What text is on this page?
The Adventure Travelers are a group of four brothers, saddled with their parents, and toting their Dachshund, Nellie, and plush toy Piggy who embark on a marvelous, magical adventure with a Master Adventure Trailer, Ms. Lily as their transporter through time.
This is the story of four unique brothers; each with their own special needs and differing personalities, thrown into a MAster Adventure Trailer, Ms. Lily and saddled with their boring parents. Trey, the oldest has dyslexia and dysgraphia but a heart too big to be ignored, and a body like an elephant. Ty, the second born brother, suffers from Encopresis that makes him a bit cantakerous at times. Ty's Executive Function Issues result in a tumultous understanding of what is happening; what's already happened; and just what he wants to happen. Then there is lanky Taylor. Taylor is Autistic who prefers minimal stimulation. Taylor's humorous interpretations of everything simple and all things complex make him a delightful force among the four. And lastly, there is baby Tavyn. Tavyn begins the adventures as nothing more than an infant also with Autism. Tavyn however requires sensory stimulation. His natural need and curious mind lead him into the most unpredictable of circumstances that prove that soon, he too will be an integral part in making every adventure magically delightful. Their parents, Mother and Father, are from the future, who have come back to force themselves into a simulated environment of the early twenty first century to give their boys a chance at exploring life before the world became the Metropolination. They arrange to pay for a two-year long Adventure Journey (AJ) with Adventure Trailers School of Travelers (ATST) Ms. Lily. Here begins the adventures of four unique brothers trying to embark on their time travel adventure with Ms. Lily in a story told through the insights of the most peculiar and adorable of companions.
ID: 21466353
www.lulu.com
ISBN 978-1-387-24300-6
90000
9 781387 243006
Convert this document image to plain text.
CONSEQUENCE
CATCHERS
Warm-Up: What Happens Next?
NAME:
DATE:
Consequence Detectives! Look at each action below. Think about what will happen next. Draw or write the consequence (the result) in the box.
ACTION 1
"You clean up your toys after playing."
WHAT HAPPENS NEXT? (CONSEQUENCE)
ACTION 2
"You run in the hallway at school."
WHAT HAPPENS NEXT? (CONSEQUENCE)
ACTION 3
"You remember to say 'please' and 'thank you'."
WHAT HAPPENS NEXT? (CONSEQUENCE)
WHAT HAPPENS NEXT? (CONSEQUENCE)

════════

### BRIEF
Extract, exactly, the lines above that begin at the line containing "Convert this document image to plain text." and end at the final line of the records; add no other text.

### ANSWER TO THE PROBLEM
Convert this document image to plain text.
CONSEQUENCE
CATCHERS
Warm-Up: What Happens Next?
NAME:
DATE:
Consequence Detectives! Look at each action below. Think about what will happen next. Draw or write the consequence (the result) in the box.
ACTION 1
"You clean up your toys after playing."
WHAT HAPPENS NEXT? (CONSEQUENCE)
ACTION 2
"You run in the hallway at school."
WHAT HAPPENS NEXT? (CONSEQUENCE)
ACTION 3
"You remember to say 'please' and 'thank you'."
WHAT HAPPENS NEXT? (CONSEQUENCE)
WHAT HAPPENS NEXT? (CONSEQUENCE)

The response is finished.